>> Start PASSAGE

Having lived with this set for a while and listened to it on different systems
and in contrasting circumstances, I think there is a good way of summing it
up. You know when, while watching some serious documentary on a difficult
subject like the Theory of Relativity or the Higgs particle, you really have
the feeling that
now you understand it - and then, 10 minutes after
the programme has concluded, you find yourself once again struggling to come
to grips with concepts too complex to maintain as a comprehensible stream
of thought in your own mind, let alone something you can explain to your fellow
man. Beethoven’s late piano sonatas can be a bit like this in musical
terms, but the clarity of Igor Levit’s thinking in this music renders
these works not only enjoyable, but, as you listen, entirely comprehensible.
The joy of all this is that, having become engrossed and entertained in these
luminous and illuminating performances, you can also relish a kind of post-play
artistic disbelief and then, goldfish-like, go back and experience it all
again.
There might be downsides to such mind-to-mind transparency of communication,
and one of these could be a loss of mystery in these pieces. Mystery which
might remain locked in interpretative depths is indeed freed, but new mysteries
and new solutions emerge. What we acquire is a kind of ideal of how Beethoven
would have heard the music in his inner ear, the extremes of range and dynamic
rendered with a pureness of expression which transforms each work from a craggy
mountain of almost unattainable superhuman creativity into a self-explanatory
‘Ess muss zein’. In this way, Levit’s late Beethoven sonatas
are version 2.11 to other recordings’ 2.01, a state of the art in this
music’s evolution. Now, there is no arguing that there are always those
who will prefer their older versions, and we will all have seen how the new
isn’t necessarily always the better, but at the very least in this case
I detect no bugs or glitches; at the very most and to coin a phrase, ‘I
think we might be on to something’.

>> End PASSAGE

SET TASK 1:
In the review, what version numbers compare Levit's late Beethoven sonatas with other recordings?
SET TASK 2:
Render this sentence from the review in French: "There might be downsides to such mind-to-mind transparency of communication, and one of these could be a loss of mystery in these pieces."
SET TASK 3:
Reproduce the review word for word, starting at the words "Having lived with" and ending after "listen, entirely comprehensible.".

>> Start PROVIDED RECORDS

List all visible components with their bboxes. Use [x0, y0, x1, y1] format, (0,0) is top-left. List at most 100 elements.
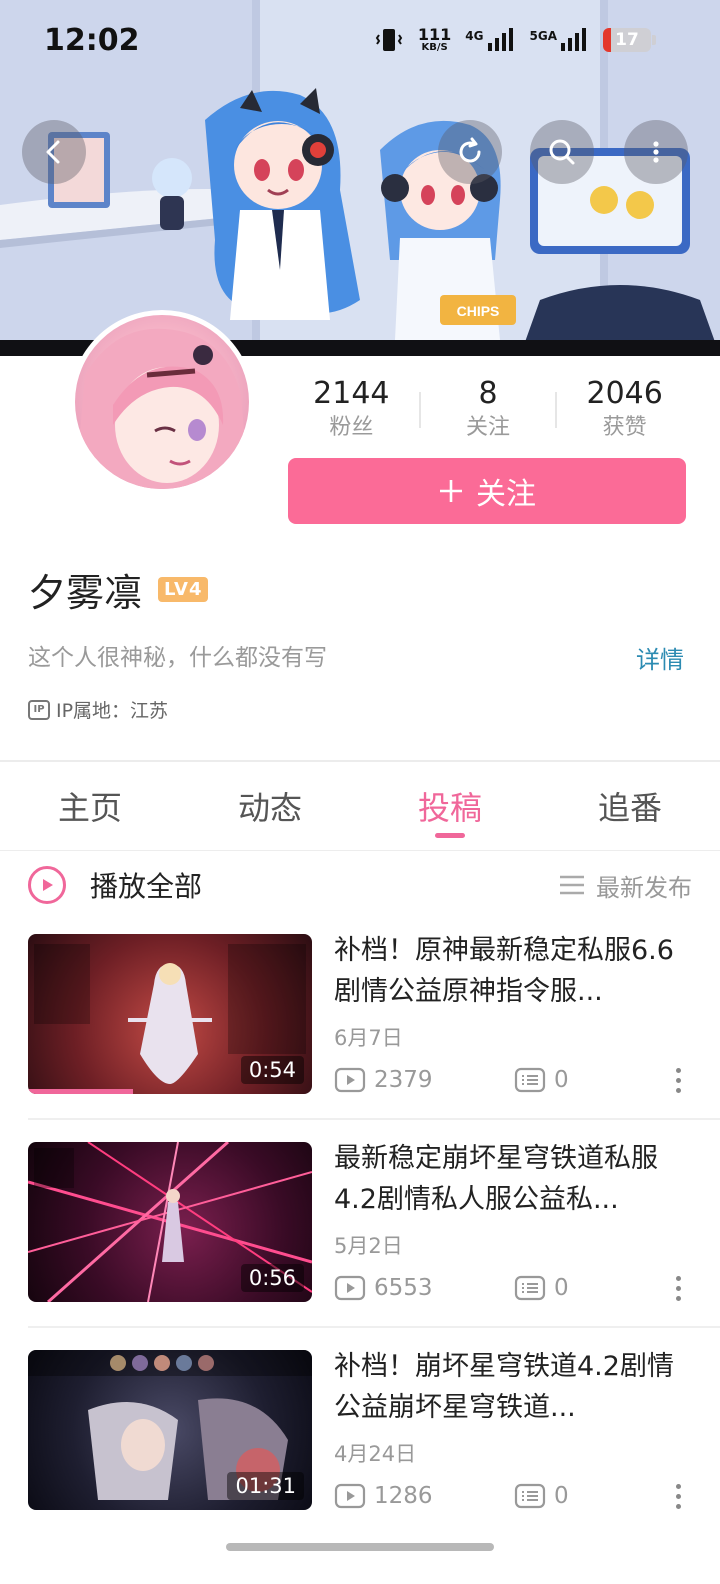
video-meta: 6553 0 [334, 1272, 690, 1304]
profile-stats: 2144 粉丝 8 关注 2046 获赞 [284, 370, 692, 450]
stat-value: 2046 [586, 376, 663, 411]
tab-label: 动态 [237, 789, 302, 827]
more-options-icon[interactable] [666, 1067, 690, 1093]
username: 夕雾凛 [28, 571, 143, 615]
list-header: 播放全部 最新发布 [28, 860, 692, 910]
video-meta: 1286 0 [334, 1480, 690, 1512]
status-icons: 111 KB/S 4G 5GA 17 [374, 25, 656, 55]
comment-count-value: 0 [554, 1275, 569, 1301]
detail-link[interactable]: 详情 [636, 640, 684, 675]
list-divider [28, 1118, 720, 1120]
signal-icon: 4G [465, 27, 515, 53]
bio-text: 这个人很神秘，什么都没有写 [28, 645, 327, 671]
video-thumbnail[interactable]: 0:54 [28, 934, 312, 1094]
comment-count: 0 [514, 1274, 569, 1302]
play-count: 1286 [334, 1482, 514, 1510]
stat-followers[interactable]: 2144 粉丝 [284, 376, 419, 444]
more-vertical-icon [653, 141, 659, 163]
comment-count: 0 [514, 1066, 569, 1094]
video-date: 6月7日 [334, 1026, 403, 1050]
play-all-icon[interactable] [28, 866, 66, 904]
signal2-label: 5GA [529, 29, 558, 43]
search-button[interactable] [530, 120, 594, 184]
play-count: 2379 [334, 1066, 514, 1094]
profile-banner: CHIPS 12:02 111 KB/S 4G 5GA 17 [0, 0, 720, 356]
battery-level: 17 [615, 30, 639, 50]
back-icon [46, 140, 60, 164]
ip-location-row: IP IP属地：江苏 [28, 696, 168, 723]
vibrate-icon [374, 25, 404, 55]
sort-label: 最新发布 [596, 873, 692, 902]
video-title[interactable]: 最新稳定崩坏星穹铁道私服4.2剧情私人服公益私... [334, 1138, 690, 1220]
stat-label: 获赞 [602, 415, 647, 440]
refresh-button[interactable] [438, 120, 502, 184]
avatar[interactable] [70, 310, 254, 494]
tab-uploads[interactable]: 投稿 [360, 762, 540, 850]
video-duration: 0:54 [240, 1056, 304, 1084]
avatar-image [75, 328, 249, 489]
ip-icon: IP [28, 699, 50, 720]
refresh-icon [459, 137, 481, 163]
level-badge: LV4 [158, 577, 209, 602]
tab-label: 投稿 [417, 789, 482, 827]
network-speed-value: 111 [417, 25, 452, 44]
profile-tabs: 主页 动态 投稿 追番 [0, 762, 720, 850]
video-title[interactable]: 补档！崩坏星穹铁道4.2剧情公益崩坏星穹铁道... [334, 1346, 690, 1428]
play-all-button[interactable]: 播放全部 [90, 865, 202, 905]
play-count-icon [334, 1067, 366, 1093]
video-item[interactable]: 01:31 补档！崩坏星穹铁道4.2剧情公益崩坏星穹铁道... 4月24日 12… [28, 1350, 692, 1512]
tab-bangumi[interactable]: 追番 [540, 762, 720, 850]
video-item[interactable]: 0:54 补档！原神最新稳定私服6.6剧情公益原神指令服... 6月7日 237… [28, 934, 692, 1096]
tab-home[interactable]: 主页 [0, 762, 180, 850]
sort-list-icon [560, 875, 584, 895]
status-bar: 12:02 111 KB/S 4G 5GA 17 [0, 0, 720, 80]
comment-count-value: 0 [554, 1483, 569, 1509]
play-count-value: 1286 [374, 1483, 433, 1509]
stat-label: 关注 [466, 415, 511, 440]
back-button[interactable] [22, 120, 86, 184]
stat-following[interactable]: 8 关注 [421, 376, 556, 444]
play-count-icon [334, 1483, 366, 1509]
stat-value: 8 [478, 376, 498, 411]
tabs-divider [0, 850, 720, 851]
video-date: 4月24日 [334, 1442, 417, 1466]
ip-location: IP属地：江苏 [56, 700, 169, 722]
network-speed-unit: KB/S [421, 42, 448, 53]
tab-active-indicator [435, 833, 465, 838]
follow-button[interactable]: 关注 [288, 458, 686, 524]
video-meta: 2379 0 [334, 1064, 690, 1096]
more-options-icon[interactable] [666, 1275, 690, 1301]
follow-label: 关注 [476, 477, 536, 512]
network-speed: 111 KB/S [418, 27, 451, 53]
signal-icon: 5GA [530, 27, 590, 53]
more-options-icon[interactable] [666, 1483, 690, 1509]
comment-icon [514, 1275, 546, 1301]
more-button[interactable] [624, 120, 688, 184]
status-time: 12:02 [44, 22, 140, 58]
username-row: 夕雾凛 LV4 [28, 562, 209, 617]
stat-likes[interactable]: 2046 获赞 [557, 376, 692, 444]
comment-icon [514, 1483, 546, 1509]
search-icon [549, 139, 575, 165]
stat-value: 2144 [313, 376, 390, 411]
home-indicator[interactable] [226, 1543, 494, 1551]
chips-label: CHIPS [457, 303, 500, 319]
play-count-value: 6553 [374, 1275, 433, 1301]
list-divider [28, 1326, 720, 1328]
comment-count: 0 [514, 1482, 569, 1510]
video-title[interactable]: 补档！原神最新稳定私服6.6剧情公益原神指令服... [334, 930, 690, 1012]
comment-icon [514, 1067, 546, 1093]
play-count-icon [334, 1275, 366, 1301]
video-duration: 0:56 [240, 1264, 304, 1292]
battery-icon: 17 [603, 28, 656, 52]
video-duration: 01:31 [227, 1472, 304, 1500]
sort-button[interactable]: 最新发布 [558, 868, 692, 903]
video-item[interactable]: 0:56 最新稳定崩坏星穹铁道私服4.2剧情私人服公益私... 5月2日 655… [28, 1142, 692, 1304]
comment-count-value: 0 [554, 1067, 569, 1093]
play-count-value: 2379 [374, 1067, 433, 1093]
signal1-label: 4G [465, 29, 484, 43]
video-thumbnail[interactable]: 0:56 [28, 1142, 312, 1302]
video-thumbnail[interactable]: 01:31 [28, 1350, 312, 1510]
tab-dynamics[interactable]: 动态 [180, 762, 360, 850]
watch-progress [28, 1089, 134, 1094]
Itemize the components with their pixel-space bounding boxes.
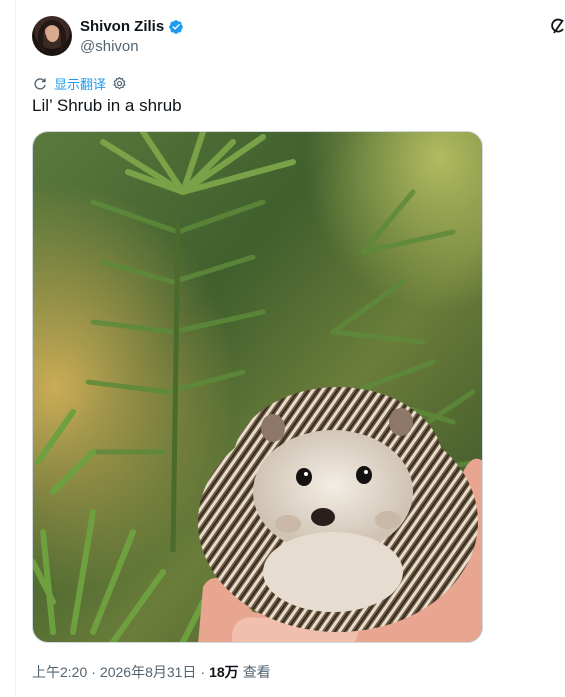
author-name-row[interactable]: Shivon Zilis: [80, 18, 184, 35]
tweet-date[interactable]: 2026年8月31日: [100, 662, 197, 682]
tweet-text: Lil’ Shrub in a shrub: [32, 96, 182, 115]
author-display-name[interactable]: Shivon Zilis: [80, 18, 164, 35]
meta-separator: ·: [91, 664, 96, 680]
tweet-header: Shivon Zilis @shivon: [32, 14, 565, 58]
tweet-photo[interactable]: [32, 131, 483, 643]
show-translation-link[interactable]: 显示翻译: [54, 74, 106, 93]
timeline-border: [15, 0, 16, 697]
translate-row: 显示翻译: [32, 74, 127, 93]
translate-icon[interactable]: [32, 76, 48, 92]
views-label: 查看: [242, 664, 271, 680]
views-count: 18万: [209, 664, 239, 680]
grok-icon[interactable]: [551, 18, 565, 36]
avatar[interactable]: [32, 16, 72, 56]
hedgehog-photo: [33, 132, 482, 642]
verified-badge-icon: [169, 19, 184, 34]
meta-separator: ·: [200, 664, 206, 680]
tweet-meta: 上午2:20 · 2026年8月31日 · 18万 查看: [32, 662, 271, 682]
author-handle[interactable]: @shivon: [80, 38, 139, 55]
gear-icon[interactable]: [112, 76, 127, 91]
tweet-time[interactable]: 上午2:20: [32, 662, 87, 682]
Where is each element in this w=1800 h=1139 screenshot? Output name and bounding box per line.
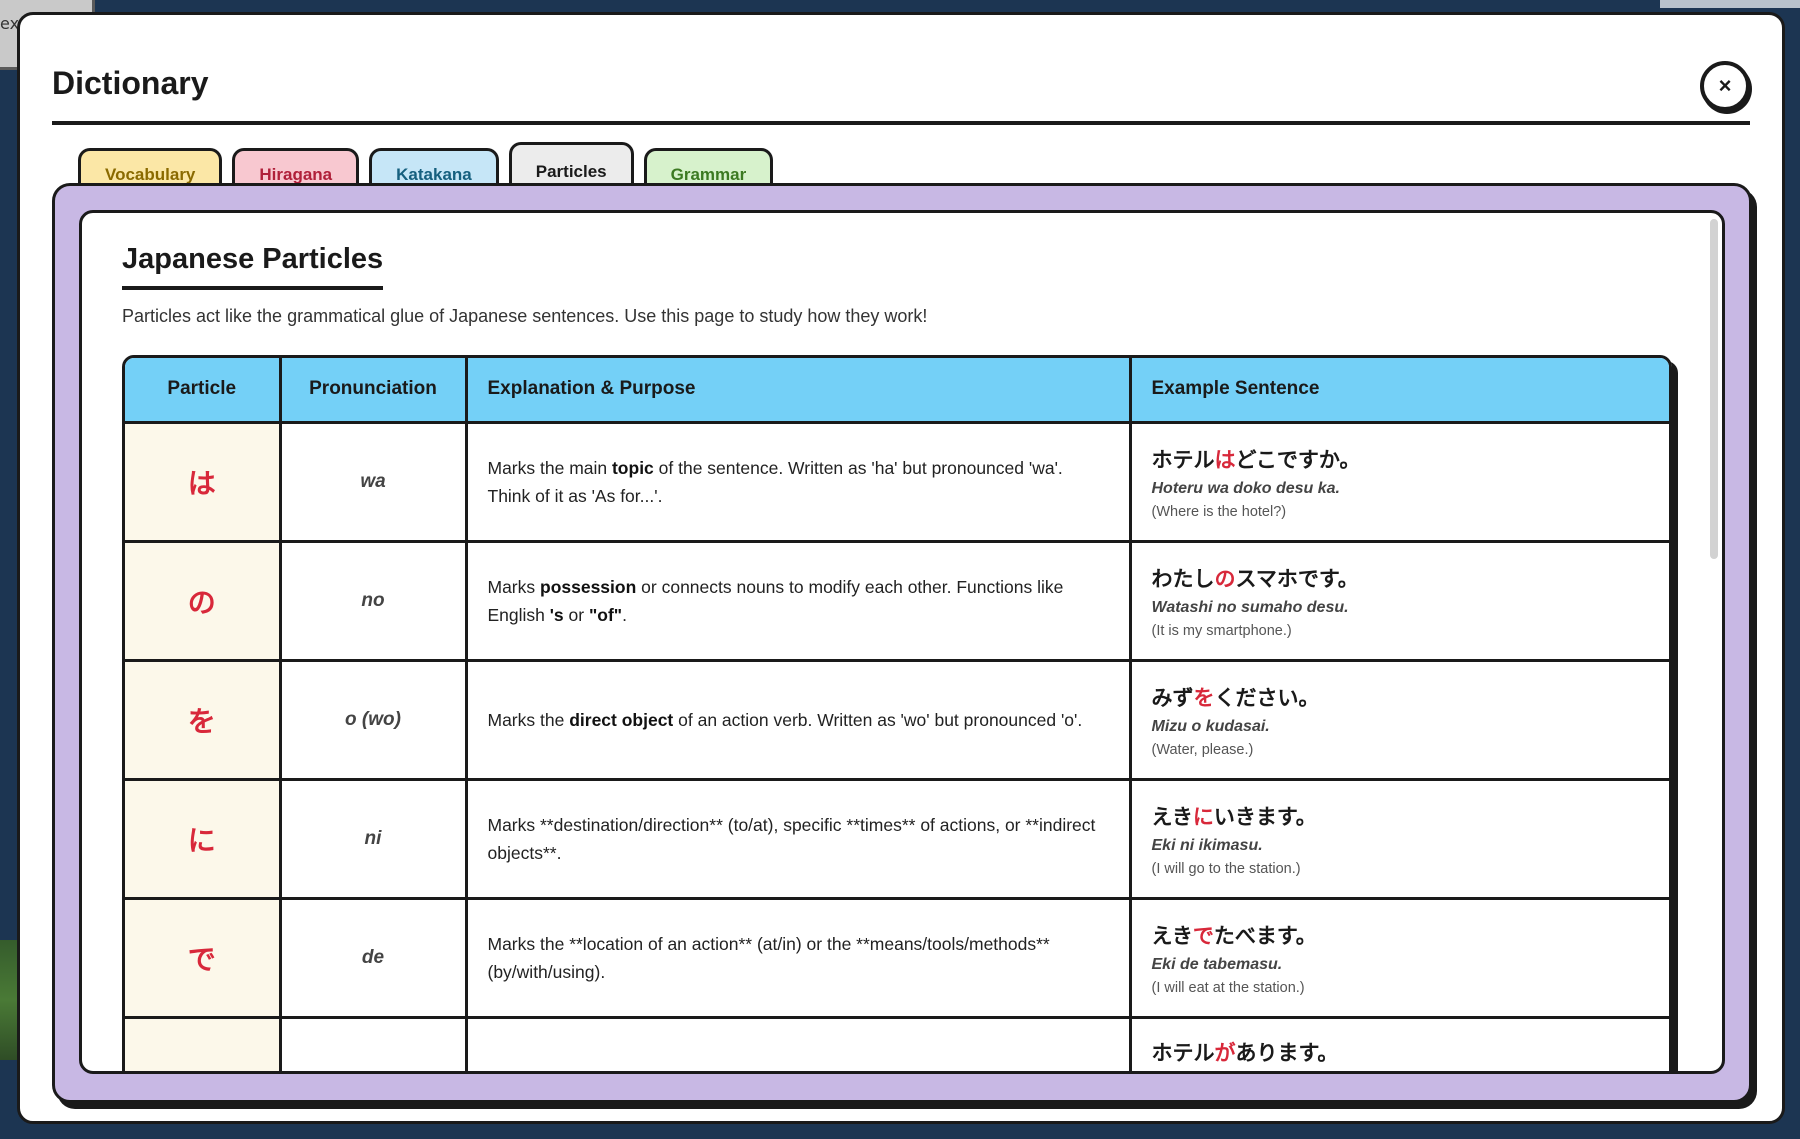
header-particle: Particle [125,358,282,424]
modal-header: Dictionary × [52,53,1750,125]
example-japanese: ホテルはどこですか。 [1151,447,1361,472]
example-translation: (I will eat at the station.) [1151,979,1305,996]
particles-table: Particle Pronunciation Explanation & Pur… [122,355,1672,1071]
particle-cell: は [125,422,282,543]
example-romaji: Eki de tabemasu. [1151,955,1283,973]
explanation-cell: Marks the direct object of an action ver… [466,660,1132,781]
particle-cell: の [125,541,282,662]
example-translation: (I will go to the station.) [1151,860,1301,877]
close-button[interactable]: × [1700,61,1750,111]
header-example: Example Sentence [1130,358,1669,424]
table-row: は wa Marks the main topic of the sentenc… [125,422,1669,543]
table-row: ホテルがあります。 [125,1017,1669,1071]
example-romaji: Hoteru wa doko desu ka. [1151,479,1340,497]
particle-cell: で [125,898,282,1019]
example-japanese: えきでたべます。 [1151,923,1317,948]
table-row: を o (wo) Marks the direct object of an a… [125,660,1669,781]
example-cell: ホテルはどこですか。 Hoteru wa doko desu ka. (Wher… [1130,422,1669,543]
pronunciation-cell [280,1017,468,1071]
header-explanation: Explanation & Purpose [466,358,1132,424]
example-japanese: わたしのスマホです。 [1151,566,1359,591]
table-row: の no Marks possession or connects nouns … [125,541,1669,662]
particle-cell: を [125,660,282,781]
background-fragment-top [1660,0,1800,8]
example-translation: (Water, please.) [1151,741,1254,758]
section-description: Particles act like the grammatical glue … [122,306,928,326]
explanation-cell: Marks the main topic of the sentence. Wr… [466,422,1132,543]
explanation-cell: Marks possession or connects nouns to mo… [466,541,1132,662]
modal-title: Dictionary [52,65,209,101]
example-japanese: ホテルがあります。 [1151,1040,1339,1065]
table-header-row: Particle Pronunciation Explanation & Pur… [125,358,1669,424]
example-romaji: Watashi no sumaho desu. [1151,598,1349,616]
example-translation: (Where is the hotel?) [1151,503,1287,520]
example-cell: わたしのスマホです。 Watashi no sumaho desu. (It i… [1130,541,1669,662]
particle-cell [125,1017,282,1071]
pronunciation-cell: wa [280,422,468,543]
example-translation: (It is my smartphone.) [1151,622,1292,639]
table-row: で de Marks the **location of an action**… [125,898,1669,1019]
header-pronunciation: Pronunciation [280,358,468,424]
example-japanese: みずをください。 [1151,685,1320,710]
scrollbar[interactable] [1710,219,1718,559]
pronunciation-cell: no [280,541,468,662]
tab-panel: Japanese Particles Particles act like th… [52,183,1752,1103]
dictionary-modal: Dictionary × Vocabulary Hiragana Katakan… [17,12,1785,1124]
explanation-cell [466,1017,1132,1071]
example-japanese: えきにいきます。 [1151,804,1317,829]
pronunciation-cell: ni [280,779,468,900]
explanation-cell: Marks **destination/direction** (to/at),… [466,779,1132,900]
example-romaji: Mizu o kudasai. [1151,717,1270,735]
example-cell: えきにいきます。 Eki ni ikimasu. (I will go to t… [1130,779,1669,900]
example-cell: えきでたべます。 Eki de tabemasu. (I will eat at… [1130,898,1669,1019]
example-romaji: Eki ni ikimasu. [1151,836,1263,854]
example-cell: みずをください。 Mizu o kudasai. (Water, please.… [1130,660,1669,781]
explanation-cell: Marks the **location of an action** (at/… [466,898,1132,1019]
close-icon: × [1718,73,1732,98]
pronunciation-cell: de [280,898,468,1019]
section-title: Japanese Particles [122,243,384,290]
content-card[interactable]: Japanese Particles Particles act like th… [79,210,1725,1074]
content-area: Japanese Particles Particles act like th… [122,243,1682,1071]
particle-cell: に [125,779,282,900]
table-row: に ni Marks **destination/direction** (to… [125,779,1669,900]
pronunciation-cell: o (wo) [280,660,468,781]
example-cell: ホテルがあります。 [1130,1017,1669,1071]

>> End PROVIDED RECORDS

TASK ANSWER 1:
Levit's recordings are version 2.11, while other recordings are 2.01.

TASK ANSWER 2:
Une telle transparence de communication d'esprit à esprit pourrait avoir des inconvénients, et l'un d'eux pourrait être une perte de mystère dans ces pièces.

TASK ANSWER 3:
Having lived with this set for a while and listened to it on different systems
and in contrasting circumstances, I think there is a good way of summing it
up. You know when, while watching some serious documentary on a difficult
subject like the Theory of Relativity or the Higgs particle, you really have
the feeling that
now you understand it - and then, 10 minutes after
the programme has concluded, you find yourself once again struggling to come
to grips with concepts too complex to maintain as a comprehensible stream
of thought in your own mind, let alone something you can explain to your fellow
man. Beethoven’s late piano sonatas can be a bit like this in musical
terms, but the clarity of Igor Levit’s thinking in this music renders
these works not only enjoyable, but, as you listen, entirely comprehensible.